Data entries
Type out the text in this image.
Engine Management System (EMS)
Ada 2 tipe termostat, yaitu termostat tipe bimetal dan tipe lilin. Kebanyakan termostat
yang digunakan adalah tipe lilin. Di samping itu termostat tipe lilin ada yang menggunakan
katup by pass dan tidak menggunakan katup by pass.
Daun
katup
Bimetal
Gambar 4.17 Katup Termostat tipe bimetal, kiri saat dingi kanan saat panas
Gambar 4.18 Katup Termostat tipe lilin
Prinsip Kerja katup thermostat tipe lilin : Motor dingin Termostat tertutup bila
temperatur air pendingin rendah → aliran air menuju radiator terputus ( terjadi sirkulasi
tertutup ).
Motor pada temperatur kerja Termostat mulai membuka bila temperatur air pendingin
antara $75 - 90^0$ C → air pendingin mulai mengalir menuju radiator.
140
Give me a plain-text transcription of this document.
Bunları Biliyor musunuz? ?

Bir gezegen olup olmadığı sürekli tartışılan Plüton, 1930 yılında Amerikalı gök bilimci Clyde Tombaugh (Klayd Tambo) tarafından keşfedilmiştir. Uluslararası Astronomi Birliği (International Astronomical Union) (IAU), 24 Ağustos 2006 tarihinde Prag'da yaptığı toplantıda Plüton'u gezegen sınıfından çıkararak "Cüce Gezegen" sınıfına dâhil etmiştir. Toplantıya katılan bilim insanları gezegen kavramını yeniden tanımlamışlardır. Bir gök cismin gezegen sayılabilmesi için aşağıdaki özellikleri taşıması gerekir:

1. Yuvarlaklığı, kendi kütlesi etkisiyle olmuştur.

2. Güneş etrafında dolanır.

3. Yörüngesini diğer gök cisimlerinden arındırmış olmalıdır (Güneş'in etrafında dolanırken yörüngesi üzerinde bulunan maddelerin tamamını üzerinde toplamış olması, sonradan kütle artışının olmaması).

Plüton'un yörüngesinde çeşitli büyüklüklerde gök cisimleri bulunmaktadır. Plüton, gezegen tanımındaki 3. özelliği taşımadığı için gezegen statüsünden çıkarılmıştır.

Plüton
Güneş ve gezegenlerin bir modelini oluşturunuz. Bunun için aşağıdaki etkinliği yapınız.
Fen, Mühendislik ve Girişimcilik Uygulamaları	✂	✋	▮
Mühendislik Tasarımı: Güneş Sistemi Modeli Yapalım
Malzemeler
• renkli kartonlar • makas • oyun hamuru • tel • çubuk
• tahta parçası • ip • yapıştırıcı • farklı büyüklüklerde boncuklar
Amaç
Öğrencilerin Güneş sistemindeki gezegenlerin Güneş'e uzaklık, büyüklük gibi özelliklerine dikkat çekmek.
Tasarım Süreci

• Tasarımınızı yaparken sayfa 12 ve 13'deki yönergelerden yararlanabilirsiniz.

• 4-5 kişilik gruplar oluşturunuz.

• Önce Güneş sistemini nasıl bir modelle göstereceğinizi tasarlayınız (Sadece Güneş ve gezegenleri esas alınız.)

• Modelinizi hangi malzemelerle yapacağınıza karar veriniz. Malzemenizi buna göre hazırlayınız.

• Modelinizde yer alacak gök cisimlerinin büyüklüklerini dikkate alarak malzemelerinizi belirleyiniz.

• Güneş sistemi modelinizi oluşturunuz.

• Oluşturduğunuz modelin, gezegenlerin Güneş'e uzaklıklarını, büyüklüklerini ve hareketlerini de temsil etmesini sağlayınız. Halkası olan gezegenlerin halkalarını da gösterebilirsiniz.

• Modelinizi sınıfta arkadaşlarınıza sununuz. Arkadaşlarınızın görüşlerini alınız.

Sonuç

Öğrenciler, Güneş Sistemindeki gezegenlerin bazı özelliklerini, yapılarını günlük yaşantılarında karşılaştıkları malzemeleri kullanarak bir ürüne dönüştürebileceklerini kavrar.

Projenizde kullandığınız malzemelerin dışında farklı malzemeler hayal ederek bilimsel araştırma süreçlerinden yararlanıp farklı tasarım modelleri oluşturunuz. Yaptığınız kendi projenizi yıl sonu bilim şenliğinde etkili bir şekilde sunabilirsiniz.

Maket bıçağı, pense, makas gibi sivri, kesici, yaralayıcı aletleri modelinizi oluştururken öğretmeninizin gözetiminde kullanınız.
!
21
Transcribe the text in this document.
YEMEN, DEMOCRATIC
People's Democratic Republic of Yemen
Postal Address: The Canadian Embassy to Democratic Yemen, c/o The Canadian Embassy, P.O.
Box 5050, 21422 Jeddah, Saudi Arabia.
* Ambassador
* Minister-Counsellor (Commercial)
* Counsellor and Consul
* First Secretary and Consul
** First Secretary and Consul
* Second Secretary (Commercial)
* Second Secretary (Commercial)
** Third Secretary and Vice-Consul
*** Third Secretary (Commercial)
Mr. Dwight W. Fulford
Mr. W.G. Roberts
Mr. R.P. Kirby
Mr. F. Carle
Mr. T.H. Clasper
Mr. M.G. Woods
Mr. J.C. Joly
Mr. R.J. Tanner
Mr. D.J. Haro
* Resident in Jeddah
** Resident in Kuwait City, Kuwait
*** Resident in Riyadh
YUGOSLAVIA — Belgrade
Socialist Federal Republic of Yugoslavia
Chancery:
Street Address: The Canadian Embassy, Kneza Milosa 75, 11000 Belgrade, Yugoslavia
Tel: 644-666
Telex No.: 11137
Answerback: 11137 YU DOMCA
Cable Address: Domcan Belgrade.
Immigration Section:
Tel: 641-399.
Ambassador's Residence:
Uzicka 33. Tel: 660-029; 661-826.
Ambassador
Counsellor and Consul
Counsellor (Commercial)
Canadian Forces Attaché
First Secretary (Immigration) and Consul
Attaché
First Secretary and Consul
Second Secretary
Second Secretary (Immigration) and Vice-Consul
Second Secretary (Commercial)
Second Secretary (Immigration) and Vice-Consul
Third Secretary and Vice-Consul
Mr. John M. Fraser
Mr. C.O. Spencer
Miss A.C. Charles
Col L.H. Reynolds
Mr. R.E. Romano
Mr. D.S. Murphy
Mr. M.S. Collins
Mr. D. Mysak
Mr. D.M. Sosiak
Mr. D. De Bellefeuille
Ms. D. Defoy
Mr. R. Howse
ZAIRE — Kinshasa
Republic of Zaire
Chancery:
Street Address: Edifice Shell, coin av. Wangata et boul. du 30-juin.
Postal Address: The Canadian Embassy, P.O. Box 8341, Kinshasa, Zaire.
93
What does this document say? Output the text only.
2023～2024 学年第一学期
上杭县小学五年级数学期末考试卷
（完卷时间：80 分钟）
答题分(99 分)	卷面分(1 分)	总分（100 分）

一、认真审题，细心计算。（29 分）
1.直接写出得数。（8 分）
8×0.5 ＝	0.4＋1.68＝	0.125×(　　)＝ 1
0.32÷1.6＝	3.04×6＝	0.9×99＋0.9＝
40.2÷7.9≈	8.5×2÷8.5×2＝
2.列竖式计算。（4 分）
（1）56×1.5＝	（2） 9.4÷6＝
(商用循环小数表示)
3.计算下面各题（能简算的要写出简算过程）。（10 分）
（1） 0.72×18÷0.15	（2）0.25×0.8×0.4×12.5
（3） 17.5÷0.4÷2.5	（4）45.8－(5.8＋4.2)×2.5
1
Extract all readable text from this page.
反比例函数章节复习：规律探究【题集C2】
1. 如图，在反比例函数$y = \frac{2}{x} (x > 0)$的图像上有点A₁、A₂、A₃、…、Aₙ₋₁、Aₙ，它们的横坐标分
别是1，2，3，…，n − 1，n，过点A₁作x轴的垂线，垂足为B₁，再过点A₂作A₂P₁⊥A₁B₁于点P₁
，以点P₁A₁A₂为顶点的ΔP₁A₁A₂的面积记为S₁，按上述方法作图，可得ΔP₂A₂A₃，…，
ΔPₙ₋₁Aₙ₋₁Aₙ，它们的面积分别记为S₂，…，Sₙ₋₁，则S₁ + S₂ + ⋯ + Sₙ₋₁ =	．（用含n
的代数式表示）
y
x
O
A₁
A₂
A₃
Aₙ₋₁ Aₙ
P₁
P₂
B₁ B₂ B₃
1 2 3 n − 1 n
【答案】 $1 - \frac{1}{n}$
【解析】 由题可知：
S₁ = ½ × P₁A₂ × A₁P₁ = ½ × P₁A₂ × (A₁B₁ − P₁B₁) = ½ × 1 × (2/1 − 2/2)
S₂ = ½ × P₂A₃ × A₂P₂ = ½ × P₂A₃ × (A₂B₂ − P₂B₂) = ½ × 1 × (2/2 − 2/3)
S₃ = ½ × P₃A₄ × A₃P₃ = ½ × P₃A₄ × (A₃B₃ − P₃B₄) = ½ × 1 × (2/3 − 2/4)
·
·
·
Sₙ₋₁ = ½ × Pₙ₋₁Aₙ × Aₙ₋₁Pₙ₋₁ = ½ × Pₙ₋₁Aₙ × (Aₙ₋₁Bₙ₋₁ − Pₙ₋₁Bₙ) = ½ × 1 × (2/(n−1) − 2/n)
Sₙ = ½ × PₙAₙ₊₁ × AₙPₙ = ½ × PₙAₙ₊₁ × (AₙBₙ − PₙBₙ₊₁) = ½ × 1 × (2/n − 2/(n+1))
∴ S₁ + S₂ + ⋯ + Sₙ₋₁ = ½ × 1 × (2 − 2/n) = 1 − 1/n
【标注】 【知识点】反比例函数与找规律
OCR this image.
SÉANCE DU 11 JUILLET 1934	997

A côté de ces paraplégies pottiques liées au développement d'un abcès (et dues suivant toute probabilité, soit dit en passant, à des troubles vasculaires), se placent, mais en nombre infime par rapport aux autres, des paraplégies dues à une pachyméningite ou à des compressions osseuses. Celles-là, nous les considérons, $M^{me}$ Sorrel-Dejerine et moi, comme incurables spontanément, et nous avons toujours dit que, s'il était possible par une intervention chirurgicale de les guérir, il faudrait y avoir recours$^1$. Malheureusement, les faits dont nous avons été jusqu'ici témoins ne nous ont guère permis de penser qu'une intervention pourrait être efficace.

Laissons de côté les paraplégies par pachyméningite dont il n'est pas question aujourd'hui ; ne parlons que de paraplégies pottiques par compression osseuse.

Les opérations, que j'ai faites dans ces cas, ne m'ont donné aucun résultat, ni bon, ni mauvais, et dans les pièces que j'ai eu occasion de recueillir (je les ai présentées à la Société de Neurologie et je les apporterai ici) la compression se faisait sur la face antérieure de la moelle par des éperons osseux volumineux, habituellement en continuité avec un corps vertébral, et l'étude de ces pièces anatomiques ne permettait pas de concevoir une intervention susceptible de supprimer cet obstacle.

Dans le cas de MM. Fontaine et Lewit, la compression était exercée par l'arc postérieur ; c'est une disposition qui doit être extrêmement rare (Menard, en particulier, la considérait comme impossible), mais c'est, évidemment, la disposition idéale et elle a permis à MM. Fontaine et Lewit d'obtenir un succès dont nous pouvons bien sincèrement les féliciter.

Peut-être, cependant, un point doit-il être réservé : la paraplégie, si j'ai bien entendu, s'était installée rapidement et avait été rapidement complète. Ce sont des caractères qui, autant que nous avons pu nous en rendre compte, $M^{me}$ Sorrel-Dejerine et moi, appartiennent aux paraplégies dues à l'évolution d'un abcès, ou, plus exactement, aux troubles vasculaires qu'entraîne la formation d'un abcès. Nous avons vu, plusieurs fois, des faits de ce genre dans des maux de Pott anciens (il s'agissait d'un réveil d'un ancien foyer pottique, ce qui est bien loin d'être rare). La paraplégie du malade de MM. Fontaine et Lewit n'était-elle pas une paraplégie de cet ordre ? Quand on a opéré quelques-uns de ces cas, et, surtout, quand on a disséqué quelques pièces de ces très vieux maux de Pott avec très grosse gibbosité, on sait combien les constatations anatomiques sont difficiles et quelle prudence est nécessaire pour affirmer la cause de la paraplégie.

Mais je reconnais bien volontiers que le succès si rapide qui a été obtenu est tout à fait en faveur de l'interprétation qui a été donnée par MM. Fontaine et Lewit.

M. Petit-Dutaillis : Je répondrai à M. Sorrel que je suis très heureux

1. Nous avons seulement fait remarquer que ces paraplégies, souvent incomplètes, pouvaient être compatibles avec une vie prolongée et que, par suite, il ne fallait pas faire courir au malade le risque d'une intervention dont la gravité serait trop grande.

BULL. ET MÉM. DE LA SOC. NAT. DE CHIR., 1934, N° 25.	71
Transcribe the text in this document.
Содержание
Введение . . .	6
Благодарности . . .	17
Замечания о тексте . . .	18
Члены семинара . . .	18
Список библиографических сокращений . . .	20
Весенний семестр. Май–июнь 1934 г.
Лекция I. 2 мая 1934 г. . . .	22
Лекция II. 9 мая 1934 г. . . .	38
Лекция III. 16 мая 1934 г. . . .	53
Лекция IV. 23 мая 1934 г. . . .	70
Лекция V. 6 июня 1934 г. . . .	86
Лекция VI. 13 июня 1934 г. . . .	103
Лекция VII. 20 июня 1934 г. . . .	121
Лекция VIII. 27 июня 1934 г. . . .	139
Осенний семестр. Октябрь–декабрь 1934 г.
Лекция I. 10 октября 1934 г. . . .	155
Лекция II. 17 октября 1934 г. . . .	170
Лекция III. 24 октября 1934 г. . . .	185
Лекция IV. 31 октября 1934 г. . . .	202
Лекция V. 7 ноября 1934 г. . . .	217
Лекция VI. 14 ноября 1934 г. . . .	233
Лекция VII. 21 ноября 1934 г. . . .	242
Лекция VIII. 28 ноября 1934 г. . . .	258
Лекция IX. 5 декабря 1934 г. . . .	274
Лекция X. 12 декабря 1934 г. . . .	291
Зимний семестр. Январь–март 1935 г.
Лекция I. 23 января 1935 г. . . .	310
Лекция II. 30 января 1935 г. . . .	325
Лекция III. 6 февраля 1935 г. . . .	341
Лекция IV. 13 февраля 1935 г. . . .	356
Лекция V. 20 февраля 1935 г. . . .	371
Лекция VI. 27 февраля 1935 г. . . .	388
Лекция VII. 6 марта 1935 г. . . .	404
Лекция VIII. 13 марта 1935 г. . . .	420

- [Direction]
Using the listing above, return all lines where the word "октября" occurs.

- [Answer below]
Лекция I. 10 октября 1934 г. . . .	155
Лекция II. 17 октября 1934 г. . . .	170
Лекция III. 24 октября 1934 г. . . .	185
Лекция IV. 31 октября 1934 г. . . .	202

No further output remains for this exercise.